§ **REQUIREMENTS**:
Please convert the entries from their first line through the line containing "bar-global-2017 (1058, 281, 1076, 343)" (both included) into a JSON list of strings, one string per line, with blank lines left out.

§ **RECORDS FOR THE TASK**:

==========

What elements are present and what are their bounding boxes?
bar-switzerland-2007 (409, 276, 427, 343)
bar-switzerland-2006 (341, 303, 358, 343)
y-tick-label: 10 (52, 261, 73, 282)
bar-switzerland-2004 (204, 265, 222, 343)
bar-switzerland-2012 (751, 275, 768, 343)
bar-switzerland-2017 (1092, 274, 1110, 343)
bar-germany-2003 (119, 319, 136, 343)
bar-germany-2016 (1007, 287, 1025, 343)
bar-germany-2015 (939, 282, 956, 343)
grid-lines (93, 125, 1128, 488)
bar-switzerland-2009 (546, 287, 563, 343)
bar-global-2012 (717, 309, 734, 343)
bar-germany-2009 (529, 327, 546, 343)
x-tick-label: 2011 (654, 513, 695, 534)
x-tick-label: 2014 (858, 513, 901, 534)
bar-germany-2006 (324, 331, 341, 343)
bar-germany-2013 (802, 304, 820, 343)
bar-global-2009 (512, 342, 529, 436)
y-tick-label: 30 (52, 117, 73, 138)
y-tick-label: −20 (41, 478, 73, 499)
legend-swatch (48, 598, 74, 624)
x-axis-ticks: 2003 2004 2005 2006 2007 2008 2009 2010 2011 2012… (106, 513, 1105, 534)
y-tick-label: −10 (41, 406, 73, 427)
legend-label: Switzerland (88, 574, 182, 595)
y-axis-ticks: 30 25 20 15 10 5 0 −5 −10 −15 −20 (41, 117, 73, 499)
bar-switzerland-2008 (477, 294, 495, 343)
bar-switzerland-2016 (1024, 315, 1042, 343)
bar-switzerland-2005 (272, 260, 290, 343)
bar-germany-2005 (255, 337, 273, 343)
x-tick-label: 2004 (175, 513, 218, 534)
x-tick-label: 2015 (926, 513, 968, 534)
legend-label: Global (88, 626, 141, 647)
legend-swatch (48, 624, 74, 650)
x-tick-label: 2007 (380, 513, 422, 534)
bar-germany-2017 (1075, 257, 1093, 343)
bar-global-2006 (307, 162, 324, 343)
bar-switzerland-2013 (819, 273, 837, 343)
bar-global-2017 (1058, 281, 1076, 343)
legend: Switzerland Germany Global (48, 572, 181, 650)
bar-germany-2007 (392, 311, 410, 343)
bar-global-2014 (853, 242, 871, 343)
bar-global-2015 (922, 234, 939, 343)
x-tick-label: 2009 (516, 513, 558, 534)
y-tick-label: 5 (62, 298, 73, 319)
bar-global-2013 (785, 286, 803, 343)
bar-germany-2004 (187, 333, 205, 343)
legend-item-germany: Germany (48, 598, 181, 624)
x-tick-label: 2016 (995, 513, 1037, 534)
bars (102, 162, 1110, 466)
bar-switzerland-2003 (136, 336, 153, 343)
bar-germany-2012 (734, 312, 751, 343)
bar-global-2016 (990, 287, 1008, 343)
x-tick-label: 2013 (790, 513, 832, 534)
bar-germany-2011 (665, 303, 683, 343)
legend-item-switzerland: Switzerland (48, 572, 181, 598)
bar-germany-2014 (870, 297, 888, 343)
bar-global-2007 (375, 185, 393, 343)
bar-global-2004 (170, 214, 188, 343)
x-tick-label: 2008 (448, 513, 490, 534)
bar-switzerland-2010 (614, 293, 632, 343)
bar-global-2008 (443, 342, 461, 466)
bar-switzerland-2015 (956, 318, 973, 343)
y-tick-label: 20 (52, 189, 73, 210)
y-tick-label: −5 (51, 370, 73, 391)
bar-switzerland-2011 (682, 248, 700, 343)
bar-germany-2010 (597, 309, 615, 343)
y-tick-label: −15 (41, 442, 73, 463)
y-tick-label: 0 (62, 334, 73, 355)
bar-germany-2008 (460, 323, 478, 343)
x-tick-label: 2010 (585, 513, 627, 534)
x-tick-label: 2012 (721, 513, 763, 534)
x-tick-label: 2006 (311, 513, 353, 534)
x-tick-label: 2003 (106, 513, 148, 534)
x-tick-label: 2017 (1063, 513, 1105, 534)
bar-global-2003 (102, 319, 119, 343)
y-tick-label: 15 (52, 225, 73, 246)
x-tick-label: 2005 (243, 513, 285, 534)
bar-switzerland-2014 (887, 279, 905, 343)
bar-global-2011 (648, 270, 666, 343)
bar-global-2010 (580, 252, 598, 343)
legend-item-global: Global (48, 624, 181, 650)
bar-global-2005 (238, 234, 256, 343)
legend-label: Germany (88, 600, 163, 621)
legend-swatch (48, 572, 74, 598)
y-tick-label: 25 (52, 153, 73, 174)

==========

§ **TASK ANSWER**:
[
  "What elements are present and what are their bounding boxes?",
  "bar-switzerland-2007 (409, 276, 427, 343)",
  "bar-switzerland-2006 (341, 303, 358, 343)",
  "y-tick-label: 10 (52, 261, 73, 282)",
  "bar-switzerland-2004 (204, 265, 222, 343)",
  "bar-switzerland-2012 (751, 275, 768, 343)",
  "bar-switzerland-2017 (1092, 274, 1110, 343)",
  "bar-germany-2003 (119, 319, 136, 343)",
  "bar-germany-2016 (1007, 287, 1025, 343)",
  "bar-germany-2015 (939, 282, 956, 343)",
  "grid-lines (93, 125, 1128, 488)",
  "bar-switzerland-2009 (546, 287, 563, 343)",
  "bar-global-2012 (717, 309, 734, 343)",
  "bar-germany-2009 (529, 327, 546, 343)",
  "x-tick-label: 2011 (654, 513, 695, 534)",
  "x-tick-label: 2014 (858, 513, 901, 534)",
  "bar-germany-2006 (324, 331, 341, 343)",
  "bar-germany-2013 (802, 304, 820, 343)",
  "bar-global-2009 (512, 342, 529, 436)",
  "y-tick-label: 30 (52, 117, 73, 138)",
  "y-tick-label: −20 (41, 478, 73, 499)",
  "legend-swatch (48, 598, 74, 624)",
  "x-axis-ticks: 2003 2004 2005 2006 2007 2008 2009 2010 2011 2012… (106, 513, 1105, 534)",
  "y-tick-label: −10 (41, 406, 73, 427)",
  "legend-label: Switzerland (88, 574, 182, 595)",
  "y-axis-ticks: 30 25 20 15 10 5 0 −5 −10 −15 −20 (41, 117, 73, 499)",
  "bar-switzerland-2008 (477, 294, 495, 343)",
  "bar-switzerland-2016 (1024, 315, 1042, 343)",
  "bar-switzerland-2005 (272, 260, 290, 343)",
  "bar-germany-2005 (255, 337, 273, 343)",
  "x-tick-label: 2004 (175, 513, 218, 534)",
  "x-tick-label: 2015 (926, 513, 968, 534)",
  "legend-label: Global (88, 626, 141, 647)",
  "legend-swatch (48, 624, 74, 650)",
  "x-tick-label: 2007 (380, 513, 422, 534)",
  "bar-germany-2017 (1075, 257, 1093, 343)",
  "bar-global-2006 (307, 162, 324, 343)",
  "bar-switzerland-2013 (819, 273, 837, 343)",
  "bar-global-2017 (1058, 281, 1076, 343)"
]